━━━ Available data ━━━
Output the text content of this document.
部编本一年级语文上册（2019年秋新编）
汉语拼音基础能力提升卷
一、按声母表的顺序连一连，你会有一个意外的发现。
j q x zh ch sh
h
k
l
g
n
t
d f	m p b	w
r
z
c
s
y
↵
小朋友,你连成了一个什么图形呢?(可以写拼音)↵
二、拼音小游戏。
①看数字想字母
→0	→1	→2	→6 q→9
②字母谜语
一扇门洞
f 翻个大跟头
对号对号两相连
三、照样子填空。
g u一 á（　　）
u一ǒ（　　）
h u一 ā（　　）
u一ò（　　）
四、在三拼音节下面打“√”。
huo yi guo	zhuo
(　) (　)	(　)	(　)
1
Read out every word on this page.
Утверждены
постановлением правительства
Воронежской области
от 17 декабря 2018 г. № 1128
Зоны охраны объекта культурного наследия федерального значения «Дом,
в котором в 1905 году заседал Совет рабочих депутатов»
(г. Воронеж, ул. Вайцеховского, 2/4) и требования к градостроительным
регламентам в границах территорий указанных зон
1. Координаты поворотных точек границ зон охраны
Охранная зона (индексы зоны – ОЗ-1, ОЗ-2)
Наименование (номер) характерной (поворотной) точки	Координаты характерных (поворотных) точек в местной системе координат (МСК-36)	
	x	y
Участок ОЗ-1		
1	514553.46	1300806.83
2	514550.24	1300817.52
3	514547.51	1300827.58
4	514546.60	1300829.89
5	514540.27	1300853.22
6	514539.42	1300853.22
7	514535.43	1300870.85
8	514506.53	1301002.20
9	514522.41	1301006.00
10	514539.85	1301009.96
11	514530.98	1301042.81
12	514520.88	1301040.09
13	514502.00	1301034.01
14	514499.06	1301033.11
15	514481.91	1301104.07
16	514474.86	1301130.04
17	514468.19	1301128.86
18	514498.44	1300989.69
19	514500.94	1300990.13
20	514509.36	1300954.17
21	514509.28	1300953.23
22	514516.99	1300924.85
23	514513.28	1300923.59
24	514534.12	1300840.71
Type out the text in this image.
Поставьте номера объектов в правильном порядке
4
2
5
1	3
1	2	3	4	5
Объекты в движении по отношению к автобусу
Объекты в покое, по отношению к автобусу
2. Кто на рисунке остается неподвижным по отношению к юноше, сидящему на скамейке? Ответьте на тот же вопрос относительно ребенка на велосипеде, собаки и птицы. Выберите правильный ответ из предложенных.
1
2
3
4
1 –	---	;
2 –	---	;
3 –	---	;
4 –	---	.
━━━
• [What you need to do]: All of the entries need to be reproduced exactly; please write them out.

• [The output]:
Output the text content of this document.
部编本一年级语文上册（2019年秋新编）
汉语拼音基础能力提升卷
一、按声母表的顺序连一连，你会有一个意外的发现。
j q x zh ch sh
h
k
l
g
n
t
d f	m p b	w
r
z
c
s
y
↵
小朋友,你连成了一个什么图形呢?(可以写拼音)↵
二、拼音小游戏。
①看数字想字母
→0	→1	→2	→6 q→9
②字母谜语
一扇门洞
f 翻个大跟头
对号对号两相连
三、照样子填空。
g u一 á（　　）
u一ǒ（　　）
h u一 ā（　　）
u一ò（　　）
四、在三拼音节下面打“√”。
huo yi guo	zhuo
(　) (　)	(　)	(　)
1
Read out every word on this page.
Утверждены
постановлением правительства
Воронежской области
от 17 декабря 2018 г. № 1128
Зоны охраны объекта культурного наследия федерального значения «Дом,
в котором в 1905 году заседал Совет рабочих депутатов»
(г. Воронеж, ул. Вайцеховского, 2/4) и требования к градостроительным
регламентам в границах территорий указанных зон
1. Координаты поворотных точек границ зон охраны
Охранная зона (индексы зоны – ОЗ-1, ОЗ-2)
Наименование (номер) характерной (поворотной) точки	Координаты характерных (поворотных) точек в местной системе координат (МСК-36)	
	x	y
Участок ОЗ-1		
1	514553.46	1300806.83
2	514550.24	1300817.52
3	514547.51	1300827.58
4	514546.60	1300829.89
5	514540.27	1300853.22
6	514539.42	1300853.22
7	514535.43	1300870.85
8	514506.53	1301002.20
9	514522.41	1301006.00
10	514539.85	1301009.96
11	514530.98	1301042.81
12	514520.88	1301040.09
13	514502.00	1301034.01
14	514499.06	1301033.11
15	514481.91	1301104.07
16	514474.86	1301130.04
17	514468.19	1301128.86
18	514498.44	1300989.69
19	514500.94	1300990.13
20	514509.36	1300954.17
21	514509.28	1300953.23
22	514516.99	1300924.85
23	514513.28	1300923.59
24	514534.12	1300840.71
Type out the text in this image.
Поставьте номера объектов в правильном порядке
4
2
5
1	3
1	2	3	4	5
Объекты в движении по отношению к автобусу
Объекты в покое, по отношению к автобусу
2. Кто на рисунке остается неподвижным по отношению к юноше, сидящему на скамейке? Ответьте на тот же вопрос относительно ребенка на велосипеде, собаки и птицы. Выберите правильный ответ из предложенных.
1
2
3
4
1 –	---	;
2 –	---	;
3 –	---	;
4 –	---	.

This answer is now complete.